#### Assignment:
Reproduce the Paul H. Robinson biography word for word, starting at "In 1985 he was" and ending at "Baradaran Baughman, 2016).".

Member of the United States Sentencing Commission
- In office 1985 – February 1, 1988
- President: Ronald Reagan
- Preceded by: position established
- Succeeded by: Julie E. Carnes

Personal details
- Born: November 12, 1948 (age 77) Waterbury, Connecticut
- Spouse: Sarah M. Robinson
- Education: Rensselaer Polytechnic Institute (B.S.) UCLA School of Law (J.D.) Harvard Law School (L.L.M.) Faculty of Law, University of Cambridge
- Occupation: Professor

= Paul H. Robinson =

Paul H. Robinson (born November 12, 1948) is the Colin S. Diver Professor of Law at the University of Pennsylvania Law School.

==Biography==
Robinson earned a BS from Rensselaer Polytechnic Institute in 1970, a JD from UCLA Law School in 1974, an LLM from Harvard Law School in 1974, and a Diploma in Legal Studies from Cambridge University in 1976.

In 1985 he was nominated by President Reagan to serve as a member of the newly created United States Sentencing Commission. He was later confirmed by the United States Senate and served in that position until he resigned on February 1, 1988.

Robinson is the Colin S. Diver Professor of Law at the University of Pennsylvania Law School.

He has published 17 books and many articles. He co-authored three books on criminal law with law professor and Dean of Brooklyn Law School Michael T. Cahill. Among the works that he has co-authored are Aspen Student Treatise for Criminal Law (with Michael T. Cahill, 2012), Law Without Justice: Why Criminal Law Doesn't Give People What They Deserve (with Michael T. Cahill, 2006), and the one-volume treatise Criminal Law: Case Studies and Controversies (with Michael T. Cahill and Shima Baradaran Baughman, 2016).

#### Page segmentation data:
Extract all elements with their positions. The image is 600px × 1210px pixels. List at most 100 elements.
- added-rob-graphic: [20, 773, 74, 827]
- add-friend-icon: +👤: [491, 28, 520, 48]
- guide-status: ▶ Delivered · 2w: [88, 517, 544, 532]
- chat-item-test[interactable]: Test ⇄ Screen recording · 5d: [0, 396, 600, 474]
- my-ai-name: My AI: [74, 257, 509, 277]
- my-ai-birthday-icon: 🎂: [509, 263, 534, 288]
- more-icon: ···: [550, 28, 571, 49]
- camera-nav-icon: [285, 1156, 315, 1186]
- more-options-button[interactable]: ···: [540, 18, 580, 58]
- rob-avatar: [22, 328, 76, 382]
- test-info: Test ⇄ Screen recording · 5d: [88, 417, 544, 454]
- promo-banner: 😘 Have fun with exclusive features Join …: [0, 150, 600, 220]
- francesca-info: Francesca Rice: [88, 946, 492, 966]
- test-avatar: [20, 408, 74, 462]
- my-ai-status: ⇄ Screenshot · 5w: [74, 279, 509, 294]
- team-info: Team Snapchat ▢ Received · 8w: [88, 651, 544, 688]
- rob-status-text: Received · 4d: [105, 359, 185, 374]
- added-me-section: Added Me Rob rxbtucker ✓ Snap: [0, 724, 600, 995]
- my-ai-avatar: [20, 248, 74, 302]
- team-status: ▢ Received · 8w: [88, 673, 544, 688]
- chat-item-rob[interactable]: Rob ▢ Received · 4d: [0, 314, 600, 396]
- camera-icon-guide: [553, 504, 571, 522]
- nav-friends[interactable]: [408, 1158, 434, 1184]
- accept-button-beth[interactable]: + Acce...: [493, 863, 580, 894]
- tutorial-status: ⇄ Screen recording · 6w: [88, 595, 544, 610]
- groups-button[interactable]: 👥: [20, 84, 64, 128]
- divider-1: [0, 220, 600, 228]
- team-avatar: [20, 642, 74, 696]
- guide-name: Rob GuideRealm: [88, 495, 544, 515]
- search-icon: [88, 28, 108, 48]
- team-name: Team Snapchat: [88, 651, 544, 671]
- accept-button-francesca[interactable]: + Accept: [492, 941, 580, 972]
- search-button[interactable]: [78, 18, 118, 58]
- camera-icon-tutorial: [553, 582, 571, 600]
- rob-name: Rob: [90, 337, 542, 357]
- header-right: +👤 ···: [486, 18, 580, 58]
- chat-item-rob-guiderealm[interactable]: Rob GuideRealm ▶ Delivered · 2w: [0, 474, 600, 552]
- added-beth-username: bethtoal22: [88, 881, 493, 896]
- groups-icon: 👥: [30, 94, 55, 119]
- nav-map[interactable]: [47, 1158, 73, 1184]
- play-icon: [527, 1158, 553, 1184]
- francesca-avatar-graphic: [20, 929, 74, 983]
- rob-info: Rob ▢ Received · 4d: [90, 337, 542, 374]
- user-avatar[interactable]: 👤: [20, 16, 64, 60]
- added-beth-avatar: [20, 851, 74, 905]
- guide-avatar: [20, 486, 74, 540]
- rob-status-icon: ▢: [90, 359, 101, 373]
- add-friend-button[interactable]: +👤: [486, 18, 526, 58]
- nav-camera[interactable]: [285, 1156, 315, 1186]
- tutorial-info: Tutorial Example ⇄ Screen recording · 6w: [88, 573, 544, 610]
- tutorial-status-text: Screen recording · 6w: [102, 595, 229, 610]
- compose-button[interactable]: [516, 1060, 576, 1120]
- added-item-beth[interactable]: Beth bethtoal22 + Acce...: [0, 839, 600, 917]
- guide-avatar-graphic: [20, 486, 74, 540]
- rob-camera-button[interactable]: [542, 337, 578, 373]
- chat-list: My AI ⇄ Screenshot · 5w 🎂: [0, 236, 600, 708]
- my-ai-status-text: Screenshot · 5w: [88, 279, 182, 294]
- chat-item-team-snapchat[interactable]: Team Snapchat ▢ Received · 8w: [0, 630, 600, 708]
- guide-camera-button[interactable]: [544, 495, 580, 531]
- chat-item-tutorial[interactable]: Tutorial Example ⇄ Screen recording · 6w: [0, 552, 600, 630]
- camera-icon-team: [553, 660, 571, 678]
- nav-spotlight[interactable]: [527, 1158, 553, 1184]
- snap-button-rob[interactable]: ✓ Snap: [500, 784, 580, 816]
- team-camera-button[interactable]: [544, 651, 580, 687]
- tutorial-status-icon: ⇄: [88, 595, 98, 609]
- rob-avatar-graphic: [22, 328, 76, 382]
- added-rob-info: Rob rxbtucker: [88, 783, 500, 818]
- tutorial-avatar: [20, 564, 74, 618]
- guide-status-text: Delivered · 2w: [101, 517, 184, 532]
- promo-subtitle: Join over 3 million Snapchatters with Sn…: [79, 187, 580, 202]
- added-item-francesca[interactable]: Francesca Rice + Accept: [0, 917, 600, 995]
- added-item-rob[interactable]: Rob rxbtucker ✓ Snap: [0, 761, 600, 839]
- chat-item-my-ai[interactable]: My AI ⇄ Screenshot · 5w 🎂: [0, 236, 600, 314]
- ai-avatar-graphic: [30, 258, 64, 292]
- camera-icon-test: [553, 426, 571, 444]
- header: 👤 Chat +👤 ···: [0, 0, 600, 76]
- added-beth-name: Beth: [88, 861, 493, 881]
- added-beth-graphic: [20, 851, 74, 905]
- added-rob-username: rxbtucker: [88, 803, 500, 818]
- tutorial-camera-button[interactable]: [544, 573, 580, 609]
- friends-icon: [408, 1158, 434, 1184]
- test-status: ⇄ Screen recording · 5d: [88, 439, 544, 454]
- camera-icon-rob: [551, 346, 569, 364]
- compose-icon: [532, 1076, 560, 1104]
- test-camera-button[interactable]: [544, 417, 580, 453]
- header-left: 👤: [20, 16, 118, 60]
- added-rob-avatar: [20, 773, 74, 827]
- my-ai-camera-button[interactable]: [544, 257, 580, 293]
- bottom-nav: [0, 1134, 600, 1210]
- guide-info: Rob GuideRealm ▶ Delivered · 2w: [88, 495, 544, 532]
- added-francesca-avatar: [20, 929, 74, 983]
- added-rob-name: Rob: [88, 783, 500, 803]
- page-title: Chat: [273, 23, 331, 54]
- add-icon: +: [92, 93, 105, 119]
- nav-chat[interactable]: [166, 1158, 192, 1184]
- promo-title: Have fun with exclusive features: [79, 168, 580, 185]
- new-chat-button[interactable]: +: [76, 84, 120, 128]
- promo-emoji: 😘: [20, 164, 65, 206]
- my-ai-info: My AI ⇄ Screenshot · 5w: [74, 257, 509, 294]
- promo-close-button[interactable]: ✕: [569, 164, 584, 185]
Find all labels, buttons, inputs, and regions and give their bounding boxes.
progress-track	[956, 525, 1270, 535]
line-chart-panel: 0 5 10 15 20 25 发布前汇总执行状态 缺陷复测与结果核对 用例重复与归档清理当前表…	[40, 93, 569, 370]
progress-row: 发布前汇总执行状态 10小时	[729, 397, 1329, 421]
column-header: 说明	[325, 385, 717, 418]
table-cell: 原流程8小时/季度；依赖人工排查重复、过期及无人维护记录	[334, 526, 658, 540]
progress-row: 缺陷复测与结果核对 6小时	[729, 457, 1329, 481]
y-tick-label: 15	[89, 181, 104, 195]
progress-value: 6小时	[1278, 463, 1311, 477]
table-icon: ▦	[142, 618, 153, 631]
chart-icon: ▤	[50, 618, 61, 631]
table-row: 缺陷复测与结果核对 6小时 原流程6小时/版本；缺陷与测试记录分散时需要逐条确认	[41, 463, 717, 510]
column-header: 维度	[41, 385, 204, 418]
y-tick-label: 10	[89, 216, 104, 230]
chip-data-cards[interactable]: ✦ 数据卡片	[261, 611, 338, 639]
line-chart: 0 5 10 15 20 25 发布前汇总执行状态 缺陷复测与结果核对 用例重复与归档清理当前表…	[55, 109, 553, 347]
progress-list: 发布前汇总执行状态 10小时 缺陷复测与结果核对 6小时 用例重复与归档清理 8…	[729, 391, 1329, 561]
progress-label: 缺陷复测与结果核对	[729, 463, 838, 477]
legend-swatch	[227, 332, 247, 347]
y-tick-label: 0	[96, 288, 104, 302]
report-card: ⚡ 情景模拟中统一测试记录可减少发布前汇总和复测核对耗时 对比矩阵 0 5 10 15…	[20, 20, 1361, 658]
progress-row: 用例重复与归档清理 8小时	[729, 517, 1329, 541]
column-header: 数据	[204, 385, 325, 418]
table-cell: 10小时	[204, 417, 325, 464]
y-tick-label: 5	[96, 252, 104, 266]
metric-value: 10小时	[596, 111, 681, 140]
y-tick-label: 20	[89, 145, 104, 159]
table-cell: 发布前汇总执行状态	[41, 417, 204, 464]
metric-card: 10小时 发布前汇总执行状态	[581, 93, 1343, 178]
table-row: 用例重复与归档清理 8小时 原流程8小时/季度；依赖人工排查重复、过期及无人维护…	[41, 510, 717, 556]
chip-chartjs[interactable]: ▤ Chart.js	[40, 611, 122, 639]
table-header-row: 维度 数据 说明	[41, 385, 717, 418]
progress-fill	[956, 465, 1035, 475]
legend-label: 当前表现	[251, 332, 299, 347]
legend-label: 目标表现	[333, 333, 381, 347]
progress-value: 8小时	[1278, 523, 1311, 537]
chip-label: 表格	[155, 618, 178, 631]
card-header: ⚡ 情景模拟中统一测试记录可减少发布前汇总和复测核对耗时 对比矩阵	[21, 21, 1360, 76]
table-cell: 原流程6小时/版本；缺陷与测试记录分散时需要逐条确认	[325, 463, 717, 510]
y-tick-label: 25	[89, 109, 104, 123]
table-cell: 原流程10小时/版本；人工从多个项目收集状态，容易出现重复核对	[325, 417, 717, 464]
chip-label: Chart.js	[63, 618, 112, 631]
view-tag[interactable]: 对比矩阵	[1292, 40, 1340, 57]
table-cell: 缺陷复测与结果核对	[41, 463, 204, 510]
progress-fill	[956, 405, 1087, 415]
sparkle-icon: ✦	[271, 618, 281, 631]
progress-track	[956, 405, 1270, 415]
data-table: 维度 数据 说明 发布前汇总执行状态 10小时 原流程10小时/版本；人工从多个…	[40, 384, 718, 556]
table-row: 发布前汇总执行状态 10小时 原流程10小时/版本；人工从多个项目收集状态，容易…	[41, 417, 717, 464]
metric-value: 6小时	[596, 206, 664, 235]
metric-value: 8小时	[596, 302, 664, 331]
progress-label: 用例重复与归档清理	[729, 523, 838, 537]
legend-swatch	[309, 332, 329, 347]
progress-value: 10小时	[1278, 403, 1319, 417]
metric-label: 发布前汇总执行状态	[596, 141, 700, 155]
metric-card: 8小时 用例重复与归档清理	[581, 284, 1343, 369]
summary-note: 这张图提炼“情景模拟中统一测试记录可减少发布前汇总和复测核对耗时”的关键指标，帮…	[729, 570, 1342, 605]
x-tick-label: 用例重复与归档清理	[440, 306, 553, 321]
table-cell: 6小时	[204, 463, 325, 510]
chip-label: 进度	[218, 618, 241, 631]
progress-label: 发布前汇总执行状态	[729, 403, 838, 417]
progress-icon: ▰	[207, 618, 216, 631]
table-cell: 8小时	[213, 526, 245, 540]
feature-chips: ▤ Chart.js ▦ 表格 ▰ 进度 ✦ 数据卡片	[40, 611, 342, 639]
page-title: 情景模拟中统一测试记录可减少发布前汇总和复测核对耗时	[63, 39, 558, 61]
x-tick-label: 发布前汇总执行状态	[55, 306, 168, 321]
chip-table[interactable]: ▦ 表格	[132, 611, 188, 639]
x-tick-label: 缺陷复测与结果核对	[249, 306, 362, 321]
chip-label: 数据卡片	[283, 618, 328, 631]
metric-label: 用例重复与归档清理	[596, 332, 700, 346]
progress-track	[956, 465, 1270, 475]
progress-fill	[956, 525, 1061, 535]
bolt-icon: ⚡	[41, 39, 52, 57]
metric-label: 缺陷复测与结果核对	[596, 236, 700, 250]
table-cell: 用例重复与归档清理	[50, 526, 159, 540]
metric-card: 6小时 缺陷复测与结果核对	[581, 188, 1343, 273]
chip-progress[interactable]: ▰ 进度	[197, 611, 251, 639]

#### Output below:
In 1985 he was nominated by President Reagan to serve as a member of the newly created United States Sentencing Commission. He was later confirmed by the United States Senate and served in that position until he resigned on February 1, 1988.

Robinson is the Colin S. Diver Professor of Law at the University of Pennsylvania Law School.

He has published 17 books and many articles. He co-authored three books on criminal law with law professor and Dean of Brooklyn Law School Michael T. Cahill. Among the works that he has co-authored are Aspen Student Treatise for Criminal Law (with Michael T. Cahill, 2012), Law Without Justice: Why Criminal Law Doesn't Give People What They Deserve (with Michael T. Cahill, 2006), and the one-volume treatise Criminal Law: Case Studies and Controversies (with Michael T. Cahill and Shima Baradaran Baughman, 2016).